**RECORD EXCERPTS:**
------------------------------

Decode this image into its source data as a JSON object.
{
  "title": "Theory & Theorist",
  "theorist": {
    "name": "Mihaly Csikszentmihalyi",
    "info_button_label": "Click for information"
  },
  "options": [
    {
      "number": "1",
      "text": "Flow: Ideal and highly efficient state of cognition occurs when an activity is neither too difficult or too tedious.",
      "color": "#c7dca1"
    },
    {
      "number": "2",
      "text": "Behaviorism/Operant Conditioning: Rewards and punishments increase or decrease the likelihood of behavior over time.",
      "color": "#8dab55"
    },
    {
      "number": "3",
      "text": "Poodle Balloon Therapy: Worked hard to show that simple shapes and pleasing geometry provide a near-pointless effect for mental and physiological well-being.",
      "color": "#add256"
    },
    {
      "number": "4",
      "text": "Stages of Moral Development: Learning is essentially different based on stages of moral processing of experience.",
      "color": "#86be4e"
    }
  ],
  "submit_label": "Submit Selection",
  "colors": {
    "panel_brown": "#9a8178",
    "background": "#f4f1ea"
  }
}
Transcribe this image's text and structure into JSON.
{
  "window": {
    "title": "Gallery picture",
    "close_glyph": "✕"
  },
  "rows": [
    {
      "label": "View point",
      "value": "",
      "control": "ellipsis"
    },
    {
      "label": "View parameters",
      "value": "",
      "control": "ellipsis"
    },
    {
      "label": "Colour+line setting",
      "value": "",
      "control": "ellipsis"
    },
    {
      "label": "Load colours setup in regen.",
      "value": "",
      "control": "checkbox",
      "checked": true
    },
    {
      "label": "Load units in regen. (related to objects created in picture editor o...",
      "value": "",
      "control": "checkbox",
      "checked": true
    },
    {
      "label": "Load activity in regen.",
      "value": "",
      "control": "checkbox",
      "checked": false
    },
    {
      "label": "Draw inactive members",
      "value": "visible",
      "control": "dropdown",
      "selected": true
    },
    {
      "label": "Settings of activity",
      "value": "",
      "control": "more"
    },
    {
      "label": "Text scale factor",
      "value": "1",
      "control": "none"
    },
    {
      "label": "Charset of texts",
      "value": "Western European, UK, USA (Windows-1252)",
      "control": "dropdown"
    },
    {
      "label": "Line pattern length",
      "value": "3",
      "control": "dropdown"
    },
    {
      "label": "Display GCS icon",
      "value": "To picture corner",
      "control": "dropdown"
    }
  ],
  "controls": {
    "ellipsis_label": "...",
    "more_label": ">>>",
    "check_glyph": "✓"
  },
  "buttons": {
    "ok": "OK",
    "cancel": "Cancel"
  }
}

------------------------------

**SHORT PROBLEM:**
Word for word, write out all of the data above.

**COMPLETE ANSWER:**
Decode this image into its source data as a JSON object.
{
  "title": "Theory & Theorist",
  "theorist": {
    "name": "Mihaly Csikszentmihalyi",
    "info_button_label": "Click for information"
  },
  "options": [
    {
      "number": "1",
      "text": "Flow: Ideal and highly efficient state of cognition occurs when an activity is neither too difficult or too tedious.",
      "color": "#c7dca1"
    },
    {
      "number": "2",
      "text": "Behaviorism/Operant Conditioning: Rewards and punishments increase or decrease the likelihood of behavior over time.",
      "color": "#8dab55"
    },
    {
      "number": "3",
      "text": "Poodle Balloon Therapy: Worked hard to show that simple shapes and pleasing geometry provide a near-pointless effect for mental and physiological well-being.",
      "color": "#add256"
    },
    {
      "number": "4",
      "text": "Stages of Moral Development: Learning is essentially different based on stages of moral processing of experience.",
      "color": "#86be4e"
    }
  ],
  "submit_label": "Submit Selection",
  "colors": {
    "panel_brown": "#9a8178",
    "background": "#f4f1ea"
  }
}
Transcribe this image's text and structure into JSON.
{
  "window": {
    "title": "Gallery picture",
    "close_glyph": "✕"
  },
  "rows": [
    {
      "label": "View point",
      "value": "",
      "control": "ellipsis"
    },
    {
      "label": "View parameters",
      "value": "",
      "control": "ellipsis"
    },
    {
      "label": "Colour+line setting",
      "value": "",
      "control": "ellipsis"
    },
    {
      "label": "Load colours setup in regen.",
      "value": "",
      "control": "checkbox",
      "checked": true
    },
    {
      "label": "Load units in regen. (related to objects created in picture editor o...",
      "value": "",
      "control": "checkbox",
      "checked": true
    },
    {
      "label": "Load activity in regen.",
      "value": "",
      "control": "checkbox",
      "checked": false
    },
    {
      "label": "Draw inactive members",
      "value": "visible",
      "control": "dropdown",
      "selected": true
    },
    {
      "label": "Settings of activity",
      "value": "",
      "control": "more"
    },
    {
      "label": "Text scale factor",
      "value": "1",
      "control": "none"
    },
    {
      "label": "Charset of texts",
      "value": "Western European, UK, USA (Windows-1252)",
      "control": "dropdown"
    },
    {
      "label": "Line pattern length",
      "value": "3",
      "control": "dropdown"
    },
    {
      "label": "Display GCS icon",
      "value": "To picture corner",
      "control": "dropdown"
    }
  ],
  "controls": {
    "ellipsis_label": "...",
    "more_label": ">>>",
    "check_glyph": "✓"
  },
  "buttons": {
    "ok": "OK",
    "cancel": "Cancel"
  }
}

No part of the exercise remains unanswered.